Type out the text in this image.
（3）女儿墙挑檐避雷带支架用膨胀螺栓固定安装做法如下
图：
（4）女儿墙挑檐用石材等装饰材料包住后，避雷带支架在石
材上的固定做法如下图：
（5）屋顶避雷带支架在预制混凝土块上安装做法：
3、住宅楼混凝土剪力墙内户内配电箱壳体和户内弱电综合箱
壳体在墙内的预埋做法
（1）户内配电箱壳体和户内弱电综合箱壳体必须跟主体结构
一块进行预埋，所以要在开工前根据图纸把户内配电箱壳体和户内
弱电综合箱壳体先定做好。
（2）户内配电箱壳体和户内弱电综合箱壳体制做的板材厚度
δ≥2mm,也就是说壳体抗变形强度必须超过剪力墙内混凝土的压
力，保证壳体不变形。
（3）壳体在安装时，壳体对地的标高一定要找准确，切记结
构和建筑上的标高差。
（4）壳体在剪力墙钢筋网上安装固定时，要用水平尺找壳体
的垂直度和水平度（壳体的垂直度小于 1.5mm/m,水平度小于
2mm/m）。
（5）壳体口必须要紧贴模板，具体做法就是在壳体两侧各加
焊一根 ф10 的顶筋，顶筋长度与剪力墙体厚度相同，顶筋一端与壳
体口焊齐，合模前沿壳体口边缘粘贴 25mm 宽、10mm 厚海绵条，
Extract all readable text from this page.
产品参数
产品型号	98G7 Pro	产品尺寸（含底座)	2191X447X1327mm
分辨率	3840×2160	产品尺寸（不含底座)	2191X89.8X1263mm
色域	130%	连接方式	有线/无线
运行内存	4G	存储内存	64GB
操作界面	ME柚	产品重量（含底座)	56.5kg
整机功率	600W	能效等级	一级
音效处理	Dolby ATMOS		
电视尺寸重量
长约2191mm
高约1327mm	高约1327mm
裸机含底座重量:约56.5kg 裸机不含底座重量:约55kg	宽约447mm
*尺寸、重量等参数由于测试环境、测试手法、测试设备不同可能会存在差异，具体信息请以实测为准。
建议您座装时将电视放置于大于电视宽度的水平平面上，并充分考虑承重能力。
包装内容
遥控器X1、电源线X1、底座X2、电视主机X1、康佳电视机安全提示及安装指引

Required task:
Please reproduce all of the entries exactly as they stand.

Response to this exercise:
Type out the text in this image.
（3）女儿墙挑檐避雷带支架用膨胀螺栓固定安装做法如下
图：
（4）女儿墙挑檐用石材等装饰材料包住后，避雷带支架在石
材上的固定做法如下图：
（5）屋顶避雷带支架在预制混凝土块上安装做法：
3、住宅楼混凝土剪力墙内户内配电箱壳体和户内弱电综合箱
壳体在墙内的预埋做法
（1）户内配电箱壳体和户内弱电综合箱壳体必须跟主体结构
一块进行预埋，所以要在开工前根据图纸把户内配电箱壳体和户内
弱电综合箱壳体先定做好。
（2）户内配电箱壳体和户内弱电综合箱壳体制做的板材厚度
δ≥2mm,也就是说壳体抗变形强度必须超过剪力墙内混凝土的压
力，保证壳体不变形。
（3）壳体在安装时，壳体对地的标高一定要找准确，切记结
构和建筑上的标高差。
（4）壳体在剪力墙钢筋网上安装固定时，要用水平尺找壳体
的垂直度和水平度（壳体的垂直度小于 1.5mm/m,水平度小于
2mm/m）。
（5）壳体口必须要紧贴模板，具体做法就是在壳体两侧各加
焊一根 ф10 的顶筋，顶筋长度与剪力墙体厚度相同，顶筋一端与壳
体口焊齐，合模前沿壳体口边缘粘贴 25mm 宽、10mm 厚海绵条，
Extract all readable text from this page.
产品参数
产品型号	98G7 Pro	产品尺寸（含底座)	2191X447X1327mm
分辨率	3840×2160	产品尺寸（不含底座)	2191X89.8X1263mm
色域	130%	连接方式	有线/无线
运行内存	4G	存储内存	64GB
操作界面	ME柚	产品重量（含底座)	56.5kg
整机功率	600W	能效等级	一级
音效处理	Dolby ATMOS		
电视尺寸重量
长约2191mm
高约1327mm	高约1327mm
裸机含底座重量:约56.5kg 裸机不含底座重量:约55kg	宽约447mm
*尺寸、重量等参数由于测试环境、测试手法、测试设备不同可能会存在差异，具体信息请以实测为准。
建议您座装时将电视放置于大于电视宽度的水平平面上，并充分考虑承重能力。
包装内容
遥控器X1、电源线X1、底座X2、电视主机X1、康佳电视机安全提示及安装指引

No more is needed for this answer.